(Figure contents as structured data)

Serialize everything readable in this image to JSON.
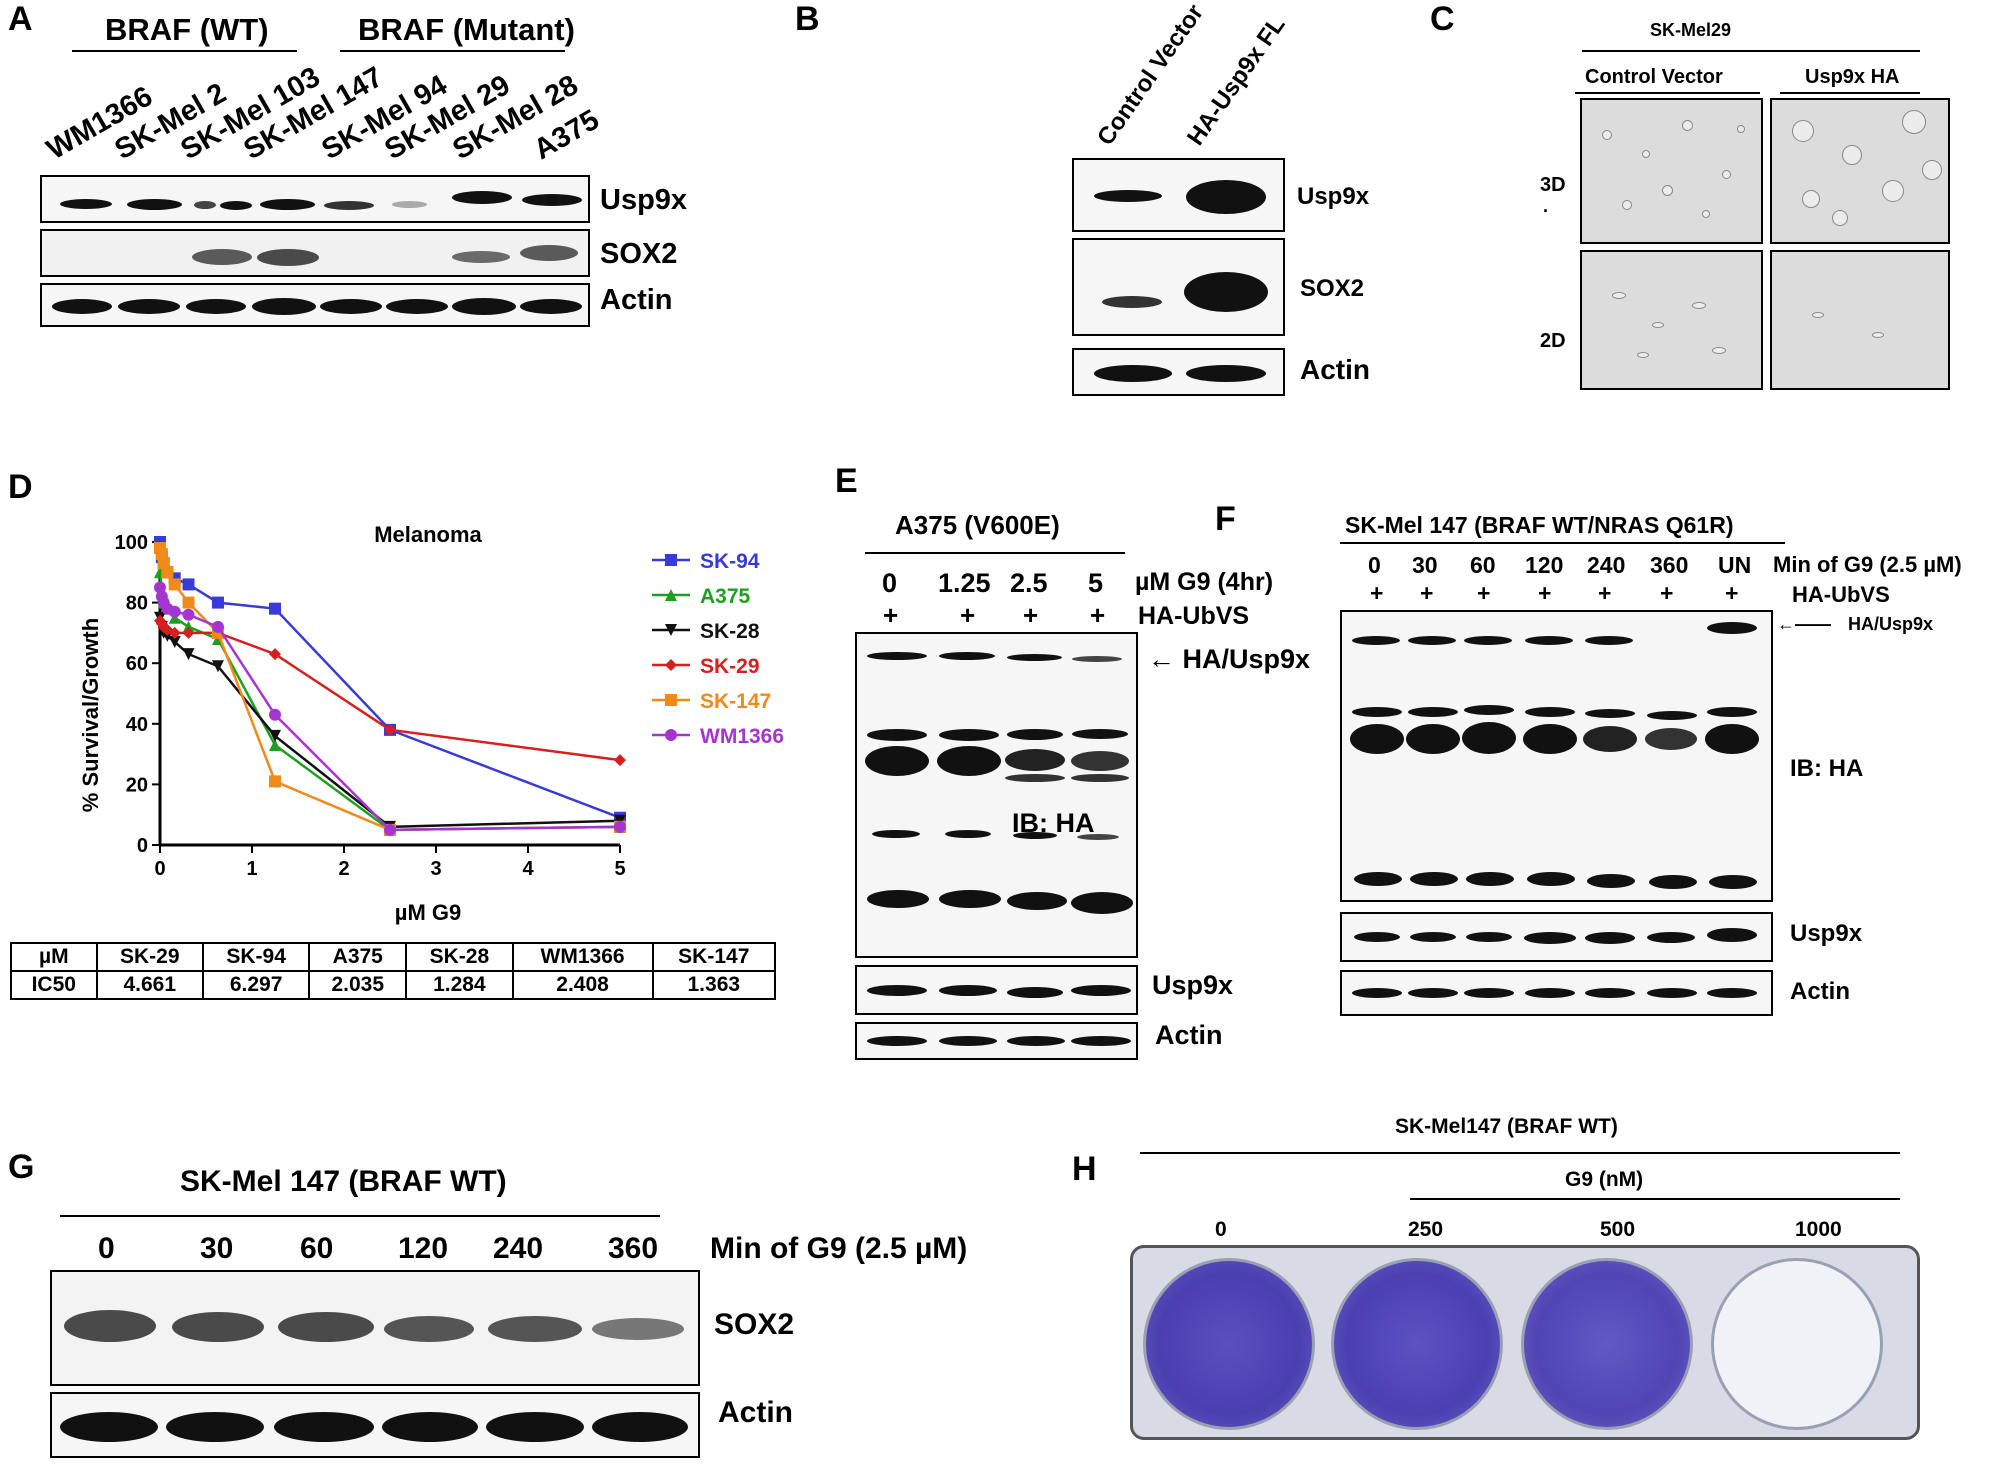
{
  "panels": {
    "A": {
      "letter": "A",
      "group_wt": "BRAF (WT)",
      "group_mut": "BRAF (Mutant)",
      "lanes": [
        "WM1366",
        "SK-Mel 2",
        "SK-Mel 103",
        "SK-Mel 147",
        "SK-Mel 94",
        "SK-Mel 29",
        "SK-Mel 28",
        "A375"
      ],
      "blots": [
        "Usp9x",
        "SOX2",
        "Actin"
      ]
    },
    "B": {
      "letter": "B",
      "lanes": [
        "Control Vector",
        "HA-Usp9x FL"
      ],
      "blots": [
        "Usp9x",
        "SOX2",
        "Actin"
      ]
    },
    "C": {
      "letter": "C",
      "title": "SK-Mel29",
      "cols": [
        "Control Vector",
        "Usp9x HA"
      ],
      "rows": [
        "3D",
        "2D"
      ],
      "dot": "."
    },
    "D": {
      "letter": "D",
      "table": {
        "header": [
          "µM",
          "SK-29",
          "SK-94",
          "A375",
          "SK-28",
          "WM1366",
          "SK-147"
        ],
        "row": [
          "IC50",
          "4.661",
          "6.297",
          "2.035",
          "1.284",
          "2.408",
          "1.363"
        ]
      }
    },
    "E": {
      "letter": "E",
      "title": "A375 (V600E)",
      "doses": [
        "0",
        "1.25",
        "2.5",
        "5"
      ],
      "dose_label": "µM G9 (4hr)",
      "plus": "+",
      "reagent": "HA-UbVS",
      "arrow_label": "← HA/Usp9x",
      "ib": "IB: HA",
      "blots": [
        "Usp9x",
        "Actin"
      ]
    },
    "F": {
      "letter": "F",
      "title": "SK-Mel 147 (BRAF  WT/NRAS  Q61R)",
      "times": [
        "0",
        "30",
        "60",
        "120",
        "240",
        "360",
        "UN"
      ],
      "time_label": "Min of G9 (2.5 µM)",
      "plus": "+",
      "reagent": "HA-UbVS",
      "arrow_label": "HA/Usp9x",
      "ib": "IB: HA",
      "blots": [
        "Usp9x",
        "Actin"
      ]
    },
    "G": {
      "letter": "G",
      "title": "SK-Mel 147 (BRAF WT)",
      "times": [
        "0",
        "30",
        "60",
        "120",
        "240",
        "360"
      ],
      "time_label": "Min of G9 (2.5 µM)",
      "blots": [
        "SOX2",
        "Actin"
      ]
    },
    "H": {
      "letter": "H",
      "title": "SK-Mel147 (BRAF WT)",
      "drug_label": "G9 (nM)",
      "doses": [
        "0",
        "250",
        "500",
        "1000"
      ]
    }
  },
  "chart_data": {
    "type": "line",
    "title": "Melanoma",
    "xlabel": "µM G9",
    "ylabel": "% Survival/Growth",
    "xlim": [
      0,
      5
    ],
    "ylim": [
      0,
      100
    ],
    "xticks": [
      0,
      1,
      2,
      3,
      4,
      5
    ],
    "yticks": [
      0,
      20,
      40,
      60,
      80,
      100
    ],
    "legend_position": "right",
    "series": [
      {
        "name": "SK-94",
        "color": "#3a3ad8",
        "marker": "square",
        "x": [
          0,
          0.02,
          0.04,
          0.08,
          0.16,
          0.31,
          0.63,
          1.25,
          2.5,
          5
        ],
        "y": [
          100,
          95,
          93,
          90,
          88,
          86,
          80,
          78,
          38,
          9
        ]
      },
      {
        "name": "A375",
        "color": "#1ea01e",
        "marker": "triangle",
        "x": [
          0,
          0.02,
          0.04,
          0.08,
          0.16,
          0.31,
          0.63,
          1.25,
          2.5,
          5
        ],
        "y": [
          90,
          84,
          80,
          78,
          75,
          72,
          68,
          33,
          5,
          6
        ]
      },
      {
        "name": "SK-28",
        "color": "#111111",
        "marker": "triangle-down",
        "x": [
          0,
          0.02,
          0.04,
          0.08,
          0.16,
          0.31,
          0.63,
          1.25,
          2.5,
          5
        ],
        "y": [
          75,
          72,
          70,
          69,
          67,
          63,
          59,
          36,
          6,
          8
        ]
      },
      {
        "name": "SK-29",
        "color": "#d81e1e",
        "marker": "diamond",
        "x": [
          0,
          0.02,
          0.04,
          0.08,
          0.16,
          0.31,
          0.63,
          1.25,
          2.5,
          5
        ],
        "y": [
          74,
          73,
          72,
          71,
          70,
          70,
          70,
          63,
          38,
          28
        ]
      },
      {
        "name": "SK-147",
        "color": "#f08a1a",
        "marker": "square",
        "x": [
          0,
          0.02,
          0.04,
          0.08,
          0.16,
          0.31,
          0.63,
          1.25,
          2.5,
          5
        ],
        "y": [
          98,
          96,
          93,
          90,
          86,
          80,
          70,
          21,
          5,
          6
        ]
      },
      {
        "name": "WM1366",
        "color": "#a535d0",
        "marker": "circle",
        "x": [
          0,
          0.02,
          0.04,
          0.08,
          0.16,
          0.31,
          0.63,
          1.25,
          2.5,
          5
        ],
        "y": [
          85,
          82,
          80,
          78,
          77,
          76,
          72,
          43,
          5,
          6
        ]
      }
    ]
  }
}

:: TASK INSTRUCTIONS ::
Track down the lines that include the word "triangle" and copy them.

:: THE RESULT ::
        "marker": "triangle",
        "marker": "triangle-down",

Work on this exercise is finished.